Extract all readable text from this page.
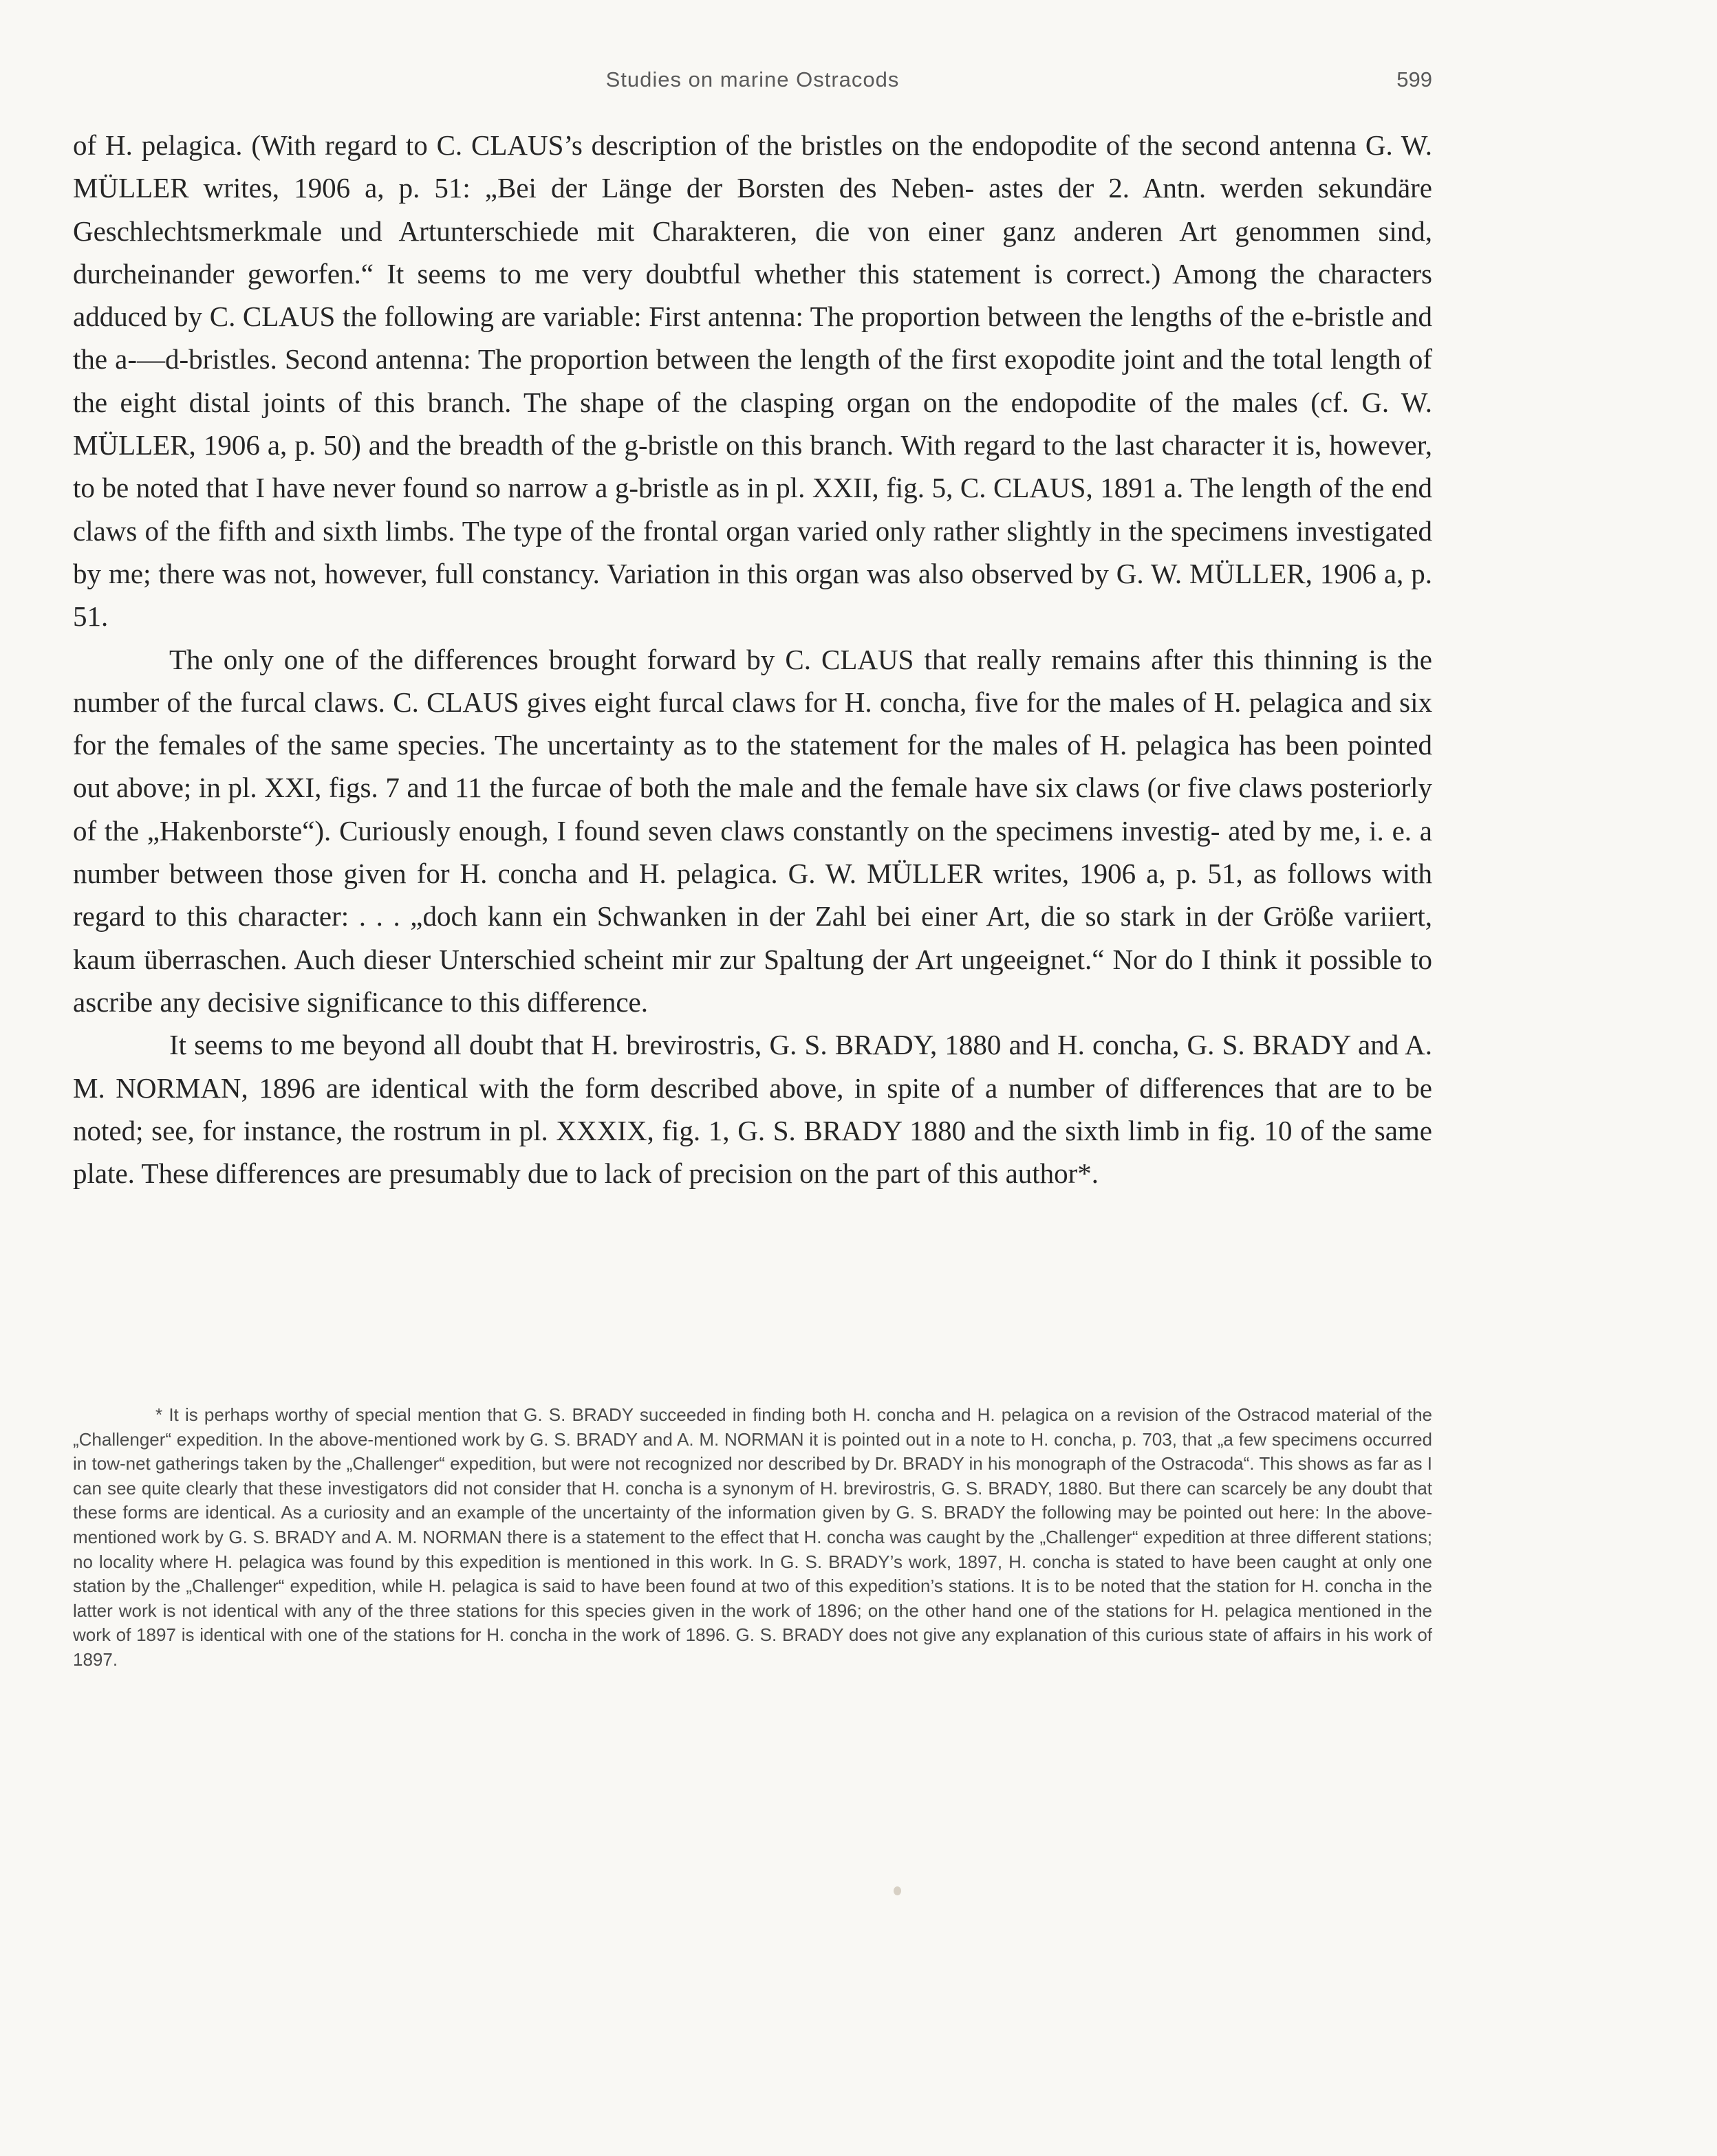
Studies on marine Ostracods	599

of H. pelagica. (With regard to C. CLAUS’s description of the bristles on the endopodite of the second antenna G. W. MÜLLER writes, 1906 a, p. 51: „Bei der Länge der Borsten des Neben- astes der 2. Antn. werden sekundäre Geschlechtsmerkmale und Artunterschiede mit Charakteren, die von einer ganz anderen Art genommen sind, durcheinander geworfen.“ It seems to me very doubtful whether this statement is correct.) Among the characters adduced by C. CLAUS the following are variable: First antenna: The proportion between the lengths of the e-bristle and the a-—d-bristles. Second antenna: The proportion between the length of the first exopodite joint and the total length of the eight distal joints of this branch. The shape of the clasping organ on the endopodite of the males (cf. G. W. MÜLLER, 1906 a, p. 50) and the breadth of the g-bristle on this branch. With regard to the last character it is, however, to be noted that I have never found so narrow a g-bristle as in pl. XXII, fig. 5, C. CLAUS, 1891 a. The length of the end claws of the fifth and sixth limbs. The type of the frontal organ varied only rather slightly in the specimens investigated by me; there was not, however, full constancy. Variation in this organ was also observed by G. W. MÜLLER, 1906 a, p. 51.

The only one of the differences brought forward by C. CLAUS that really remains after this thinning is the number of the furcal claws. C. CLAUS gives eight furcal claws for H. concha, five for the males of H. pelagica and six for the females of the same species. The uncertainty as to the statement for the males of H. pelagica has been pointed out above; in pl. XXI, figs. 7 and 11 the furcae of both the male and the female have six claws (or five claws posteriorly of the „Hakenborste“). Curiously enough, I found seven claws constantly on the specimens investig- ated by me, i. e. a number between those given for H. concha and H. pelagica. G. W. MÜLLER writes, 1906 a, p. 51, as follows with regard to this character: . . . „doch kann ein Schwanken in der Zahl bei einer Art, die so stark in der Größe variiert, kaum überraschen. Auch dieser Unterschied scheint mir zur Spaltung der Art ungeeignet.“ Nor do I think it possible to ascribe any decisive significance to this difference.

It seems to me beyond all doubt that H. brevirostris, G. S. BRADY, 1880 and H. concha, G. S. BRADY and A. M. NORMAN, 1896 are identical with the form described above, in spite of a number of differences that are to be noted; see, for instance, the rostrum in pl. XXXIX, fig. 1, G. S. BRADY 1880 and the sixth limb in fig. 10 of the same plate. These differences are presumably due to lack of precision on the part of this author*.

* It is perhaps worthy of special mention that G. S. BRADY succeeded in finding both H. concha and H. pelagica on a revision of the Ostracod material of the „Challenger“ expedition. In the above-mentioned work by G. S. BRADY and A. M. NORMAN it is pointed out in a note to H. concha, p. 703, that „a few specimens occurred in tow-net gatherings taken by the „Challenger“ expedition, but were not recognized nor described by Dr. BRADY in his monograph of the Ostracoda“. This shows as far as I can see quite clearly that these investigators did not consider that H. concha is a synonym of H. brevirostris, G. S. BRADY, 1880. But there can scarcely be any doubt that these forms are identical. As a curiosity and an example of the uncertainty of the information given by G. S. BRADY the following may be pointed out here: In the above-mentioned work by G. S. BRADY and A. M. NORMAN there is a statement to the effect that H. concha was caught by the „Challenger“ expedition at three different stations; no locality where H. pelagica was found by this expedition is mentioned in this work. In G. S. BRADY’s work, 1897, H. concha is stated to have been caught at only one station by the „Challenger“ expedition, while H. pelagica is said to have been found at two of this expedition’s stations. It is to be noted that the station for H. concha in the latter work is not identical with any of the three stations for this species given in the work of 1896; on the other hand one of the stations for H. pelagica mentioned in the work of 1897 is identical with one of the stations for H. concha in the work of 1896. G. S. BRADY does not give any explanation of this curious state of affairs in his work of 1897.
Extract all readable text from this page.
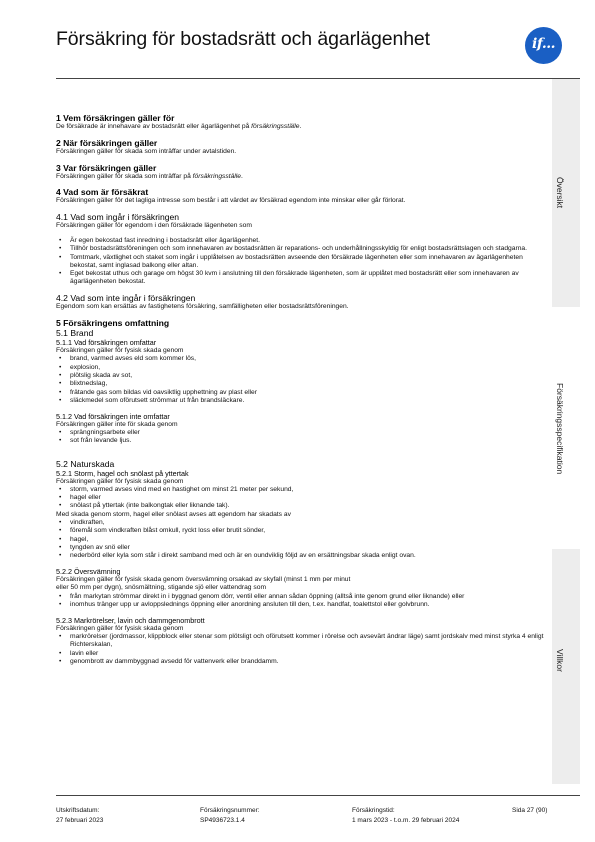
Försäkring för bostadsrätt och ägarlägenhet	if...
Översikt
Försäkringsspecifikation
Villkor

1 Vem försäkringen gäller för

De försäkrade är innehavare av bostadsrätt eller ägarlägenhet på försäkringsställe.

2 När försäkringen gäller

Försäkringen gäller för skada som inträffar under avtalstiden.

3 Var försäkringen gäller

Försäkringen gäller för skada som inträffar på försäkringsställe.

4 Vad som är försäkrat

Försäkringen gäller för det lagliga intresse som består i att värdet av försäkrad egendom inte minskar eller går förlorat.

4.1 Vad som ingår i försäkringen

Försäkringen gäller för egendom i den försäkrade lägenheten som

• Är egen bekostad fast inredning i bostadsrätt eller ägarlägenhet.
• Tillhör bostadsrättsföreningen och som innehavaren av bostadsrätten är reparations- och underhållningsskyldig för enligt bostadsrättslagen och stadgarna.
• Tomtmark, växtlighet och staket som ingår i upplåtelsen av bostadsrätten avseende den försäkrade lägenheten eller som innehavaren av ägarlägenheten bekostat, samt inglasad balkong eller altan.
• Eget bekostat uthus och garage om högst 30 kvm i anslutning till den försäkrade lägenheten, som är upplåtet med bostadsrätt eller som innehavaren av ägarlägenheten bekostat.

4.2 Vad som inte ingår i försäkringen

Egendom som kan ersättas av fastighetens försäkring, samfälligheten eller bostadsrättsföreningen.

5 Försäkringens omfattning

5.1 Brand

5.1.1 Vad försäkringen omfattar

Försäkringen gäller för fysisk skada genom

• brand, varmed avses eld som kommer lös,
• explosion,
• plötslig skada av sot,
• blixtnedslag,
• frätande gas som bildas vid oavsiktlig upphettning av plast eller
• släckmedel som oförutsett strömmar ut från brandsläckare.

5.1.2 Vad försäkringen inte omfattar

Försäkringen gäller inte för skada genom

• sprängningsarbete eller
• sot från levande ljus.

5.2 Naturskada

5.2.1 Storm, hagel och snölast på yttertak

Försäkringen gäller för fysisk skada genom

• storm, varmed avses vind med en hastighet om minst 21 meter per sekund,
• hagel eller
• snölast på yttertak (inte balkongtak eller liknande tak).

Med skada genom storm, hagel eller snölast avses att egendom har skadats av

• vindkraften,
• föremål som vindkraften blåst omkull, ryckt loss eller brutit sönder,
• hagel,
• tyngden av snö eller
• nederbörd eller kyla som står i direkt samband med och är en oundviklig följd av en ersättningsbar skada enligt ovan.

5.2.2 Översvämning

Försäkringen gäller för fysisk skada genom översvämning orsakad av skyfall (minst 1 mm per minut

eller 50 mm per dygn), snösmältning, stigande sjö eller vattendrag som

• från markytan strömmar direkt in i byggnad genom dörr, ventil eller annan sådan öppning (alltså inte genom grund eller liknande) eller
• inomhus tränger upp ur avloppslednings öppning eller anordning ansluten till den, t.ex. handfat, toalettstol eller golvbrunn.

5.2.3 Markrörelser, lavin och dammgenombrott

Försäkringen gäller för fysisk skada genom

• markrörelser (jordmassor, klippblock eller stenar som plötsligt och oförutsett kommer i rörelse och avsevärt ändrar läge) samt jordskalv med minst styrka 4 enligt Richterskalan,
• lavin eller
• genombrott av dammbyggnad avsedd för vattenverk eller branddamm.
Utskriftsdatum:
27 februari 2023
Försäkringsnummer:
SP4936723.1.4
Försäkringstid:
1 mars 2023 - t.o.m. 29 februari 2024
Sida 27 (90)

-------------------------

[Activity]:
Your output should be the full set of entries above, restated word for word and free of pictures.

[Response for this exercise]:
Extract all readable text from this page.
Studies on marine Ostracods	599

of H. pelagica. (With regard to C. CLAUS’s description of the bristles on the endopodite of the second antenna G. W. MÜLLER writes, 1906 a, p. 51: „Bei der Länge der Borsten des Neben- astes der 2. Antn. werden sekundäre Geschlechtsmerkmale und Artunterschiede mit Charakteren, die von einer ganz anderen Art genommen sind, durcheinander geworfen.“ It seems to me very doubtful whether this statement is correct.) Among the characters adduced by C. CLAUS the following are variable: First antenna: The proportion between the lengths of the e-bristle and the a-—d-bristles. Second antenna: The proportion between the length of the first exopodite joint and the total length of the eight distal joints of this branch. The shape of the clasping organ on the endopodite of the males (cf. G. W. MÜLLER, 1906 a, p. 50) and the breadth of the g-bristle on this branch. With regard to the last character it is, however, to be noted that I have never found so narrow a g-bristle as in pl. XXII, fig. 5, C. CLAUS, 1891 a. The length of the end claws of the fifth and sixth limbs. The type of the frontal organ varied only rather slightly in the specimens investigated by me; there was not, however, full constancy. Variation in this organ was also observed by G. W. MÜLLER, 1906 a, p. 51.

The only one of the differences brought forward by C. CLAUS that really remains after this thinning is the number of the furcal claws. C. CLAUS gives eight furcal claws for H. concha, five for the males of H. pelagica and six for the females of the same species. The uncertainty as to the statement for the males of H. pelagica has been pointed out above; in pl. XXI, figs. 7 and 11 the furcae of both the male and the female have six claws (or five claws posteriorly of the „Hakenborste“). Curiously enough, I found seven claws constantly on the specimens investig- ated by me, i. e. a number between those given for H. concha and H. pelagica. G. W. MÜLLER writes, 1906 a, p. 51, as follows with regard to this character: . . . „doch kann ein Schwanken in der Zahl bei einer Art, die so stark in der Größe variiert, kaum überraschen. Auch dieser Unterschied scheint mir zur Spaltung der Art ungeeignet.“ Nor do I think it possible to ascribe any decisive significance to this difference.

It seems to me beyond all doubt that H. brevirostris, G. S. BRADY, 1880 and H. concha, G. S. BRADY and A. M. NORMAN, 1896 are identical with the form described above, in spite of a number of differences that are to be noted; see, for instance, the rostrum in pl. XXXIX, fig. 1, G. S. BRADY 1880 and the sixth limb in fig. 10 of the same plate. These differences are presumably due to lack of precision on the part of this author*.

* It is perhaps worthy of special mention that G. S. BRADY succeeded in finding both H. concha and H. pelagica on a revision of the Ostracod material of the „Challenger“ expedition. In the above-mentioned work by G. S. BRADY and A. M. NORMAN it is pointed out in a note to H. concha, p. 703, that „a few specimens occurred in tow-net gatherings taken by the „Challenger“ expedition, but were not recognized nor described by Dr. BRADY in his monograph of the Ostracoda“. This shows as far as I can see quite clearly that these investigators did not consider that H. concha is a synonym of H. brevirostris, G. S. BRADY, 1880. But there can scarcely be any doubt that these forms are identical. As a curiosity and an example of the uncertainty of the information given by G. S. BRADY the following may be pointed out here: In the above-mentioned work by G. S. BRADY and A. M. NORMAN there is a statement to the effect that H. concha was caught by the „Challenger“ expedition at three different stations; no locality where H. pelagica was found by this expedition is mentioned in this work. In G. S. BRADY’s work, 1897, H. concha is stated to have been caught at only one station by the „Challenger“ expedition, while H. pelagica is said to have been found at two of this expedition’s stations. It is to be noted that the station for H. concha in the latter work is not identical with any of the three stations for this species given in the work of 1896; on the other hand one of the stations for H. pelagica mentioned in the work of 1897 is identical with one of the stations for H. concha in the work of 1896. G. S. BRADY does not give any explanation of this curious state of affairs in his work of 1897.
Extract all readable text from this page.
Försäkring för bostadsrätt och ägarlägenhet	if...
Översikt
Försäkringsspecifikation
Villkor

1 Vem försäkringen gäller för

De försäkrade är innehavare av bostadsrätt eller ägarlägenhet på försäkringsställe.

2 När försäkringen gäller

Försäkringen gäller för skada som inträffar under avtalstiden.

3 Var försäkringen gäller

Försäkringen gäller för skada som inträffar på försäkringsställe.

4 Vad som är försäkrat

Försäkringen gäller för det lagliga intresse som består i att värdet av försäkrad egendom inte minskar eller går förlorat.

4.1 Vad som ingår i försäkringen

Försäkringen gäller för egendom i den försäkrade lägenheten som

• Är egen bekostad fast inredning i bostadsrätt eller ägarlägenhet.
• Tillhör bostadsrättsföreningen och som innehavaren av bostadsrätten är reparations- och underhållningsskyldig för enligt bostadsrättslagen och stadgarna.
• Tomtmark, växtlighet och staket som ingår i upplåtelsen av bostadsrätten avseende den försäkrade lägenheten eller som innehavaren av ägarlägenheten bekostat, samt inglasad balkong eller altan.
• Eget bekostat uthus och garage om högst 30 kvm i anslutning till den försäkrade lägenheten, som är upplåtet med bostadsrätt eller som innehavaren av ägarlägenheten bekostat.

4.2 Vad som inte ingår i försäkringen

Egendom som kan ersättas av fastighetens försäkring, samfälligheten eller bostadsrättsföreningen.

5 Försäkringens omfattning

5.1 Brand

5.1.1 Vad försäkringen omfattar

Försäkringen gäller för fysisk skada genom

• brand, varmed avses eld som kommer lös,
• explosion,
• plötslig skada av sot,
• blixtnedslag,
• frätande gas som bildas vid oavsiktlig upphettning av plast eller
• släckmedel som oförutsett strömmar ut från brandsläckare.

5.1.2 Vad försäkringen inte omfattar

Försäkringen gäller inte för skada genom

• sprängningsarbete eller
• sot från levande ljus.

5.2 Naturskada

5.2.1 Storm, hagel och snölast på yttertak

Försäkringen gäller för fysisk skada genom

• storm, varmed avses vind med en hastighet om minst 21 meter per sekund,
• hagel eller
• snölast på yttertak (inte balkongtak eller liknande tak).

Med skada genom storm, hagel eller snölast avses att egendom har skadats av

• vindkraften,
• föremål som vindkraften blåst omkull, ryckt loss eller brutit sönder,
• hagel,
• tyngden av snö eller
• nederbörd eller kyla som står i direkt samband med och är en oundviklig följd av en ersättningsbar skada enligt ovan.

5.2.2 Översvämning

Försäkringen gäller för fysisk skada genom översvämning orsakad av skyfall (minst 1 mm per minut

eller 50 mm per dygn), snösmältning, stigande sjö eller vattendrag som

• från markytan strömmar direkt in i byggnad genom dörr, ventil eller annan sådan öppning (alltså inte genom grund eller liknande) eller
• inomhus tränger upp ur avloppslednings öppning eller anordning ansluten till den, t.ex. handfat, toalettstol eller golvbrunn.

5.2.3 Markrörelser, lavin och dammgenombrott

Försäkringen gäller för fysisk skada genom

• markrörelser (jordmassor, klippblock eller stenar som plötsligt och oförutsett kommer i rörelse och avsevärt ändrar läge) samt jordskalv med minst styrka 4 enligt Richterskalan,
• lavin eller
• genombrott av dammbyggnad avsedd för vattenverk eller branddamm.
Utskriftsdatum:
27 februari 2023
Försäkringsnummer:
SP4936723.1.4
Försäkringstid:
1 mars 2023 - t.o.m. 29 februari 2024
Sida 27 (90)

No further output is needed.